** Begin **

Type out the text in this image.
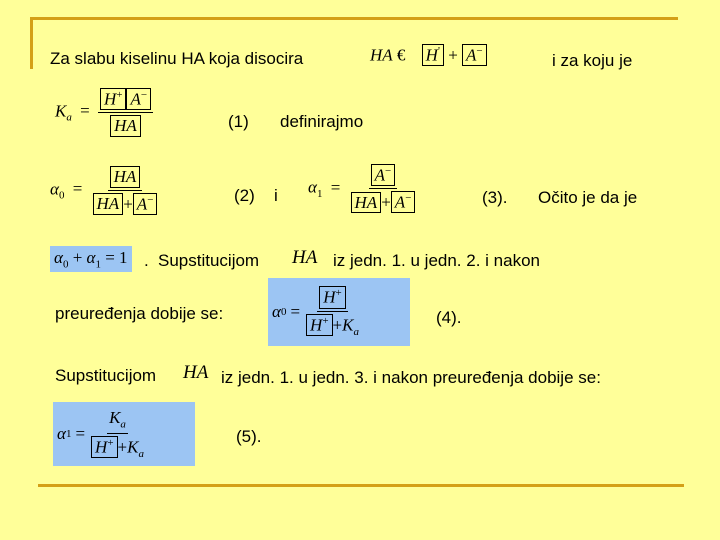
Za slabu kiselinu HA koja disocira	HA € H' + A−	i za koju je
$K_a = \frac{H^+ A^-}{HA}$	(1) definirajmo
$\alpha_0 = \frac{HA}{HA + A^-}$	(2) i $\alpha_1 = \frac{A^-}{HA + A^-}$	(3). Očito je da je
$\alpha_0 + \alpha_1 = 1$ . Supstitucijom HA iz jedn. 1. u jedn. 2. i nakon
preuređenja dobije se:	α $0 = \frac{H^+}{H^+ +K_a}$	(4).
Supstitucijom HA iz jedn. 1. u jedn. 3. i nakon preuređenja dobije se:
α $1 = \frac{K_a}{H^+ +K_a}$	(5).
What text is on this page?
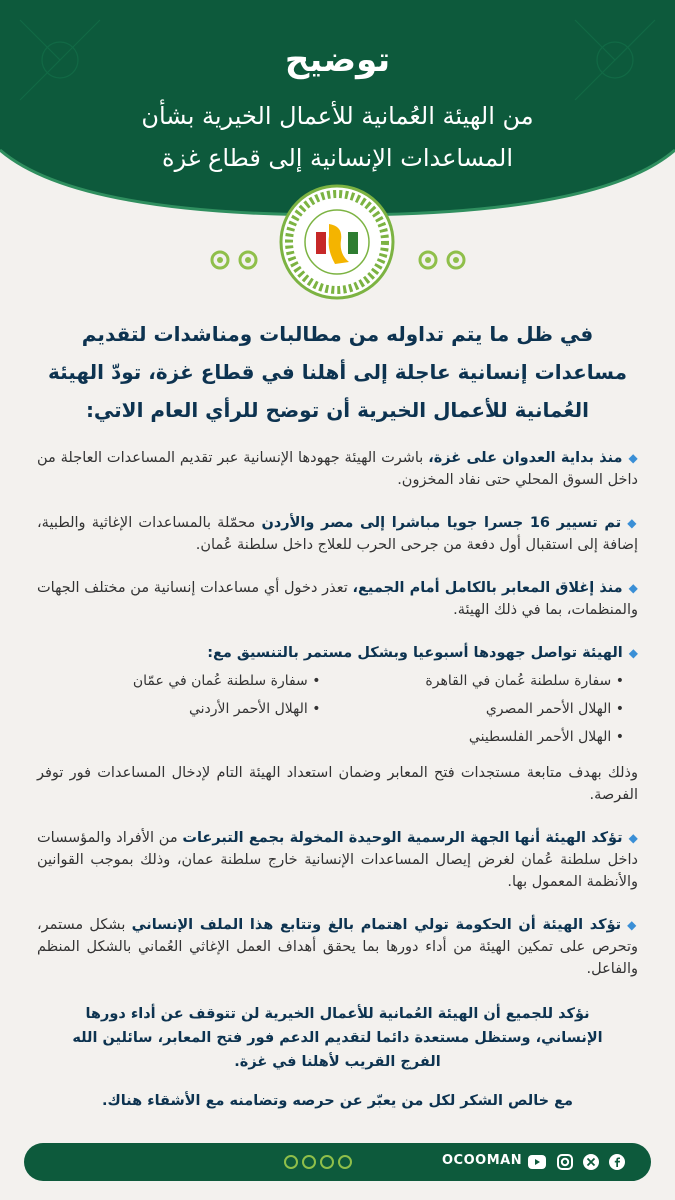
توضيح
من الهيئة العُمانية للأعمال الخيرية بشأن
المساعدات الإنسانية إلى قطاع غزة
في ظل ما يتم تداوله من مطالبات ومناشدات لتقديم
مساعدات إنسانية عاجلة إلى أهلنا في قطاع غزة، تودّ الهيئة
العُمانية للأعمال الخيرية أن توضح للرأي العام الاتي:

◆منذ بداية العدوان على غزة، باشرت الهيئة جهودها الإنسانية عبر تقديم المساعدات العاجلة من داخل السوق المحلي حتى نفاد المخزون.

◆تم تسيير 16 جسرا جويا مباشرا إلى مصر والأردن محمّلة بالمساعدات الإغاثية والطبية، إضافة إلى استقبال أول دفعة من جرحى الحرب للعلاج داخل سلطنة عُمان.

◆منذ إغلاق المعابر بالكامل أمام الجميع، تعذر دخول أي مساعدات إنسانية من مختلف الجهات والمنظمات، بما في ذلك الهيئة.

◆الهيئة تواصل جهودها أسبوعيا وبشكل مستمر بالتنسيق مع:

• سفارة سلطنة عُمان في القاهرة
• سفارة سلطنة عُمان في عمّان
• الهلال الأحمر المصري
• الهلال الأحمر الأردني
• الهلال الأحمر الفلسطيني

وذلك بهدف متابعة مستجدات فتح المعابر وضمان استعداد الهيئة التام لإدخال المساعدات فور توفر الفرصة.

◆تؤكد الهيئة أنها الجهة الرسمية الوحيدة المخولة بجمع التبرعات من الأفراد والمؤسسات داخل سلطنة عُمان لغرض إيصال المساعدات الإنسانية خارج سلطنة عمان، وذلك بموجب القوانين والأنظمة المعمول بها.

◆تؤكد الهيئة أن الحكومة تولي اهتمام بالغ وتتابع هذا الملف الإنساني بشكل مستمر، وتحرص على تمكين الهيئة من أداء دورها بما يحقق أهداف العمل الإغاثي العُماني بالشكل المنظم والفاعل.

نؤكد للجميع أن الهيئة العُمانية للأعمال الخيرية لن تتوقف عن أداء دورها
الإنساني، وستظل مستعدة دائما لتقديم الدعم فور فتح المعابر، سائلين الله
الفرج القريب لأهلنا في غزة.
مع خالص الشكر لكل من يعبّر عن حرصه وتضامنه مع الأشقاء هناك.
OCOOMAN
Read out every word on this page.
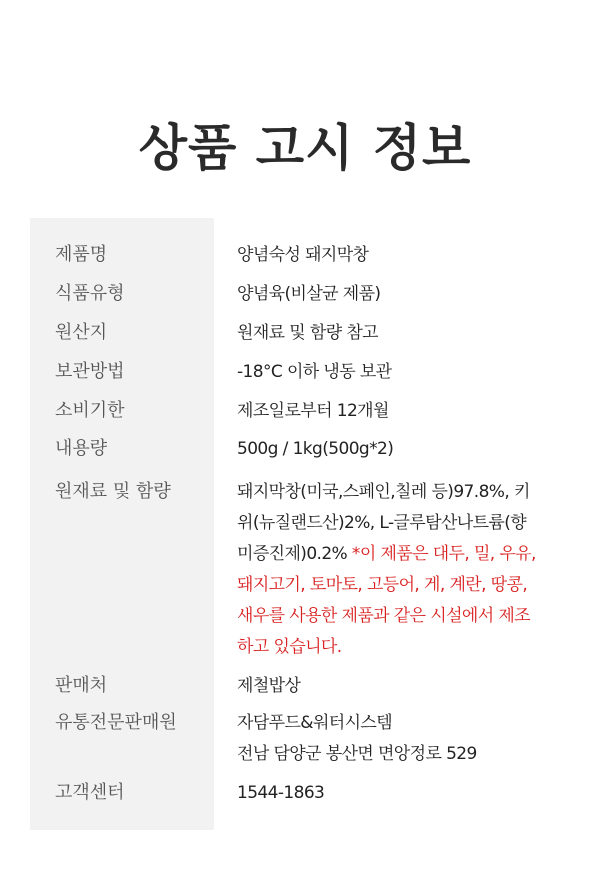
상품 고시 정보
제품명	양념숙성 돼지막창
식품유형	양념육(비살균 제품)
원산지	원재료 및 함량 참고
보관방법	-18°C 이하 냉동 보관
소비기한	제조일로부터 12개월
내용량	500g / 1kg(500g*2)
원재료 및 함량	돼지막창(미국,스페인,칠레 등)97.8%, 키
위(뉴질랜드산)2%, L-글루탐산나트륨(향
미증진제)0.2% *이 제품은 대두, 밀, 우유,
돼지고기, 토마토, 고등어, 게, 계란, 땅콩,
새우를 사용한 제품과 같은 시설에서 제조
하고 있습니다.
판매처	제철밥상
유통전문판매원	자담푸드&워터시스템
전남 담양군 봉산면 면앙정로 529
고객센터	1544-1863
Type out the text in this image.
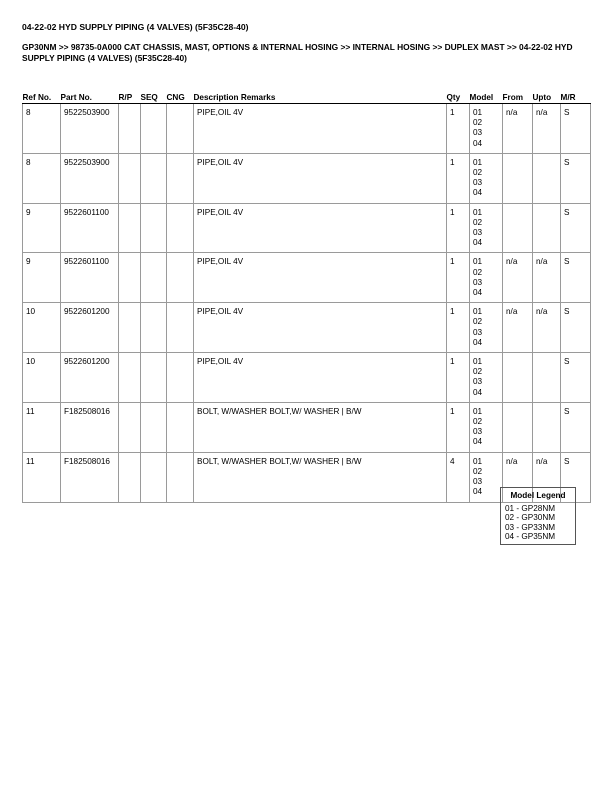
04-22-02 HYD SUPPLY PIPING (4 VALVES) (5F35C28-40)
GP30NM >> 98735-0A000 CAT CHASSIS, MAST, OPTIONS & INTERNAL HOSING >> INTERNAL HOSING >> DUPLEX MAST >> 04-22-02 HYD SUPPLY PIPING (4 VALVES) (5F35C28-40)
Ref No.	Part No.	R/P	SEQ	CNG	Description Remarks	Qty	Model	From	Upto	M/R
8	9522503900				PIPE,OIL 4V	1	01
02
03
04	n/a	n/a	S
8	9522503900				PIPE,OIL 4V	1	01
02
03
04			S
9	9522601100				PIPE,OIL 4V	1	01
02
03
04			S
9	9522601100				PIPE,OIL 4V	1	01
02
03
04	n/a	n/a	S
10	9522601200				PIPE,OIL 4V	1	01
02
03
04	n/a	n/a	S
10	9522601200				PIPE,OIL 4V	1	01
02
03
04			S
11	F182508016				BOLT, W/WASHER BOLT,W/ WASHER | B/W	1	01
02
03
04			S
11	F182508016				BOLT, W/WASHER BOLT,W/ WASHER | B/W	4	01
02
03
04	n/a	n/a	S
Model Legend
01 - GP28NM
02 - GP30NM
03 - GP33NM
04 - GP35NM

** End **

Requirement >> Copy all the records above exactly, but leave out the pictures.

Written reply >>
Type out the text in this image.
Za slabu kiselinu HA koja disocira	HA € H' + A−	i za koju je
$K_a = \frac{H^+ A^-}{HA}$	(1) definirajmo
$\alpha_0 = \frac{HA}{HA + A^-}$	(2) i $\alpha_1 = \frac{A^-}{HA + A^-}$	(3). Očito je da je
$\alpha_0 + \alpha_1 = 1$ . Supstitucijom HA iz jedn. 1. u jedn. 2. i nakon
preuređenja dobije se:	α $0 = \frac{H^+}{H^+ +K_a}$	(4).
Supstitucijom HA iz jedn. 1. u jedn. 3. i nakon preuređenja dobije se:
α $1 = \frac{K_a}{H^+ +K_a}$	(5).
What text is on this page?
توضيح
من الهيئة العُمانية للأعمال الخيرية بشأن
المساعدات الإنسانية إلى قطاع غزة
في ظل ما يتم تداوله من مطالبات ومناشدات لتقديم
مساعدات إنسانية عاجلة إلى أهلنا في قطاع غزة، تودّ الهيئة
العُمانية للأعمال الخيرية أن توضح للرأي العام الاتي:

◆منذ بداية العدوان على غزة، باشرت الهيئة جهودها الإنسانية عبر تقديم المساعدات العاجلة من داخل السوق المحلي حتى نفاد المخزون.

◆تم تسيير 16 جسرا جويا مباشرا إلى مصر والأردن محمّلة بالمساعدات الإغاثية والطبية، إضافة إلى استقبال أول دفعة من جرحى الحرب للعلاج داخل سلطنة عُمان.

◆منذ إغلاق المعابر بالكامل أمام الجميع، تعذر دخول أي مساعدات إنسانية من مختلف الجهات والمنظمات، بما في ذلك الهيئة.

◆الهيئة تواصل جهودها أسبوعيا وبشكل مستمر بالتنسيق مع:

• سفارة سلطنة عُمان في القاهرة
• سفارة سلطنة عُمان في عمّان
• الهلال الأحمر المصري
• الهلال الأحمر الأردني
• الهلال الأحمر الفلسطيني

وذلك بهدف متابعة مستجدات فتح المعابر وضمان استعداد الهيئة التام لإدخال المساعدات فور توفر الفرصة.

◆تؤكد الهيئة أنها الجهة الرسمية الوحيدة المخولة بجمع التبرعات من الأفراد والمؤسسات داخل سلطنة عُمان لغرض إيصال المساعدات الإنسانية خارج سلطنة عمان، وذلك بموجب القوانين والأنظمة المعمول بها.

◆تؤكد الهيئة أن الحكومة تولي اهتمام بالغ وتتابع هذا الملف الإنساني بشكل مستمر، وتحرص على تمكين الهيئة من أداء دورها بما يحقق أهداف العمل الإغاثي العُماني بالشكل المنظم والفاعل.

نؤكد للجميع أن الهيئة العُمانية للأعمال الخيرية لن تتوقف عن أداء دورها
الإنساني، وستظل مستعدة دائما لتقديم الدعم فور فتح المعابر، سائلين الله
الفرج القريب لأهلنا في غزة.
مع خالص الشكر لكل من يعبّر عن حرصه وتضامنه مع الأشقاء هناك.
OCOOMAN
Read out every word on this page.
상품 고시 정보
제품명	양념숙성 돼지막창
식품유형	양념육(비살균 제품)
원산지	원재료 및 함량 참고
보관방법	-18°C 이하 냉동 보관
소비기한	제조일로부터 12개월
내용량	500g / 1kg(500g*2)
원재료 및 함량	돼지막창(미국,스페인,칠레 등)97.8%, 키
위(뉴질랜드산)2%, L-글루탐산나트륨(향
미증진제)0.2% *이 제품은 대두, 밀, 우유,
돼지고기, 토마토, 고등어, 게, 계란, 땅콩,
새우를 사용한 제품과 같은 시설에서 제조
하고 있습니다.
판매처	제철밥상
유통전문판매원	자담푸드&워터시스템
전남 담양군 봉산면 면앙정로 529
고객센터	1544-1863
Type out the text in this image.
04-22-02 HYD SUPPLY PIPING (4 VALVES) (5F35C28-40)
GP30NM >> 98735-0A000 CAT CHASSIS, MAST, OPTIONS & INTERNAL HOSING >> INTERNAL HOSING >> DUPLEX MAST >> 04-22-02 HYD SUPPLY PIPING (4 VALVES) (5F35C28-40)
Ref No.	Part No.	R/P	SEQ	CNG	Description Remarks	Qty	Model	From	Upto	M/R
8	9522503900				PIPE,OIL 4V	1	01
02
03
04	n/a	n/a	S
8	9522503900				PIPE,OIL 4V	1	01
02
03
04			S
9	9522601100				PIPE,OIL 4V	1	01
02
03
04			S
9	9522601100				PIPE,OIL 4V	1	01
02
03
04	n/a	n/a	S
10	9522601200				PIPE,OIL 4V	1	01
02
03
04	n/a	n/a	S
10	9522601200				PIPE,OIL 4V	1	01
02
03
04			S
11	F182508016				BOLT, W/WASHER BOLT,W/ WASHER | B/W	1	01
02
03
04			S
11	F182508016				BOLT, W/WASHER BOLT,W/ WASHER | B/W	4	01
02
03
04	n/a	n/a	S
Model Legend
01 - GP28NM
02 - GP30NM
03 - GP33NM
04 - GP35NM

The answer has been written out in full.